(Collected data entries)
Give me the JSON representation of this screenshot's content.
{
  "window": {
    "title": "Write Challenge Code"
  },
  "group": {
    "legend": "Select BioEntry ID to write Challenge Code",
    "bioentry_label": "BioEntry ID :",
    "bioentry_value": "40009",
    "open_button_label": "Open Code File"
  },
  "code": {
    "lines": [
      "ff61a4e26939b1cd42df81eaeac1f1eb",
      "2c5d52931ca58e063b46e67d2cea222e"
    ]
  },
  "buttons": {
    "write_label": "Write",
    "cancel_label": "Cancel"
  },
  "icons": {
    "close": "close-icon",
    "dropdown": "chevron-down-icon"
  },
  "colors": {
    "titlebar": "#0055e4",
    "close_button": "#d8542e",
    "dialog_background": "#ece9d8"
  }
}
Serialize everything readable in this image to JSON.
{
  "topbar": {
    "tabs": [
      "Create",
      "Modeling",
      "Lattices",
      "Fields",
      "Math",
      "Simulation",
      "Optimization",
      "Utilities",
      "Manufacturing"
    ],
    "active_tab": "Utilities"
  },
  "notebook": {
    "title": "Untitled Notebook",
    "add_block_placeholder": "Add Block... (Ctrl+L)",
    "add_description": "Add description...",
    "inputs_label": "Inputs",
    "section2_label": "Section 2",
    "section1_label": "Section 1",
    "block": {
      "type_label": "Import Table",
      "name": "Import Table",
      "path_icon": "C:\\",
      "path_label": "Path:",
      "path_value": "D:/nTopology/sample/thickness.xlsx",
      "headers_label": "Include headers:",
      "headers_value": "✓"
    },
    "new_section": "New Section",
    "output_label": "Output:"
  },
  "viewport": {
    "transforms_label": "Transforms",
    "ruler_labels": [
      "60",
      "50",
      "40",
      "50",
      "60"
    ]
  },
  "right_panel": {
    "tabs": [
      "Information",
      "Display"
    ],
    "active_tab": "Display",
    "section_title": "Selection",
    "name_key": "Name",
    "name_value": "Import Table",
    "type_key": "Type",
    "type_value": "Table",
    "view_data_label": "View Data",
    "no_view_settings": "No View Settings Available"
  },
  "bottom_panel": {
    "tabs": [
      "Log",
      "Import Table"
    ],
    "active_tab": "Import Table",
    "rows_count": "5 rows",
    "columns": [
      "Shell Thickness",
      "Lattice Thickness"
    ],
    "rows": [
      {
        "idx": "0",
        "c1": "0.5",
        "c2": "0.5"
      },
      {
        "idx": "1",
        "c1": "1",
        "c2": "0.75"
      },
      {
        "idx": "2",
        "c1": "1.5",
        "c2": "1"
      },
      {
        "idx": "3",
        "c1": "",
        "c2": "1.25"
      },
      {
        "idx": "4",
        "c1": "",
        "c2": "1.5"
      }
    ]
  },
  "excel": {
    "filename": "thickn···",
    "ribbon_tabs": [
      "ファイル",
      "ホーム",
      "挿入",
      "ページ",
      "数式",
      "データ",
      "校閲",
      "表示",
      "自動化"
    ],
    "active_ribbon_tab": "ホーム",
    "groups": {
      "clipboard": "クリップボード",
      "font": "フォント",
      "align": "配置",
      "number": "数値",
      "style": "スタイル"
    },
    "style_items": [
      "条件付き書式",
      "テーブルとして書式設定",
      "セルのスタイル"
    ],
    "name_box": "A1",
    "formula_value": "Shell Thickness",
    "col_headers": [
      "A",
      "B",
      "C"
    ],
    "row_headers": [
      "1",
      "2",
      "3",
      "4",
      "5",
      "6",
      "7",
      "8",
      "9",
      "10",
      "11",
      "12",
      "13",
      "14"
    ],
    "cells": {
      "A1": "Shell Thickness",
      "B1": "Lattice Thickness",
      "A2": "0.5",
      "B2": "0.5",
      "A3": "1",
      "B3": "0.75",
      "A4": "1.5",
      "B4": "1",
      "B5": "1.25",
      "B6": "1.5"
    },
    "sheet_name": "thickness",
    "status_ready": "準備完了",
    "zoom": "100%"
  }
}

## Task objective:
Quote each line of the data above exactly as written.

## Reply to the task:
Give me the JSON representation of this screenshot's content.
{
  "window": {
    "title": "Write Challenge Code"
  },
  "group": {
    "legend": "Select BioEntry ID to write Challenge Code",
    "bioentry_label": "BioEntry ID :",
    "bioentry_value": "40009",
    "open_button_label": "Open Code File"
  },
  "code": {
    "lines": [
      "ff61a4e26939b1cd42df81eaeac1f1eb",
      "2c5d52931ca58e063b46e67d2cea222e"
    ]
  },
  "buttons": {
    "write_label": "Write",
    "cancel_label": "Cancel"
  },
  "icons": {
    "close": "close-icon",
    "dropdown": "chevron-down-icon"
  },
  "colors": {
    "titlebar": "#0055e4",
    "close_button": "#d8542e",
    "dialog_background": "#ece9d8"
  }
}
Serialize everything readable in this image to JSON.
{
  "topbar": {
    "tabs": [
      "Create",
      "Modeling",
      "Lattices",
      "Fields",
      "Math",
      "Simulation",
      "Optimization",
      "Utilities",
      "Manufacturing"
    ],
    "active_tab": "Utilities"
  },
  "notebook": {
    "title": "Untitled Notebook",
    "add_block_placeholder": "Add Block... (Ctrl+L)",
    "add_description": "Add description...",
    "inputs_label": "Inputs",
    "section2_label": "Section 2",
    "section1_label": "Section 1",
    "block": {
      "type_label": "Import Table",
      "name": "Import Table",
      "path_icon": "C:\\",
      "path_label": "Path:",
      "path_value": "D:/nTopology/sample/thickness.xlsx",
      "headers_label": "Include headers:",
      "headers_value": "✓"
    },
    "new_section": "New Section",
    "output_label": "Output:"
  },
  "viewport": {
    "transforms_label": "Transforms",
    "ruler_labels": [
      "60",
      "50",
      "40",
      "50",
      "60"
    ]
  },
  "right_panel": {
    "tabs": [
      "Information",
      "Display"
    ],
    "active_tab": "Display",
    "section_title": "Selection",
    "name_key": "Name",
    "name_value": "Import Table",
    "type_key": "Type",
    "type_value": "Table",
    "view_data_label": "View Data",
    "no_view_settings": "No View Settings Available"
  },
  "bottom_panel": {
    "tabs": [
      "Log",
      "Import Table"
    ],
    "active_tab": "Import Table",
    "rows_count": "5 rows",
    "columns": [
      "Shell Thickness",
      "Lattice Thickness"
    ],
    "rows": [
      {
        "idx": "0",
        "c1": "0.5",
        "c2": "0.5"
      },
      {
        "idx": "1",
        "c1": "1",
        "c2": "0.75"
      },
      {
        "idx": "2",
        "c1": "1.5",
        "c2": "1"
      },
      {
        "idx": "3",
        "c1": "",
        "c2": "1.25"
      },
      {
        "idx": "4",
        "c1": "",
        "c2": "1.5"
      }
    ]
  },
  "excel": {
    "filename": "thickn···",
    "ribbon_tabs": [
      "ファイル",
      "ホーム",
      "挿入",
      "ページ",
      "数式",
      "データ",
      "校閲",
      "表示",
      "自動化"
    ],
    "active_ribbon_tab": "ホーム",
    "groups": {
      "clipboard": "クリップボード",
      "font": "フォント",
      "align": "配置",
      "number": "数値",
      "style": "スタイル"
    },
    "style_items": [
      "条件付き書式",
      "テーブルとして書式設定",
      "セルのスタイル"
    ],
    "name_box": "A1",
    "formula_value": "Shell Thickness",
    "col_headers": [
      "A",
      "B",
      "C"
    ],
    "row_headers": [
      "1",
      "2",
      "3",
      "4",
      "5",
      "6",
      "7",
      "8",
      "9",
      "10",
      "11",
      "12",
      "13",
      "14"
    ],
    "cells": {
      "A1": "Shell Thickness",
      "B1": "Lattice Thickness",
      "A2": "0.5",
      "B2": "0.5",
      "A3": "1",
      "B3": "0.75",
      "A4": "1.5",
      "B4": "1",
      "B5": "1.25",
      "B6": "1.5"
    },
    "sheet_name": "thickness",
    "status_ready": "準備完了",
    "zoom": "100%"
  }
}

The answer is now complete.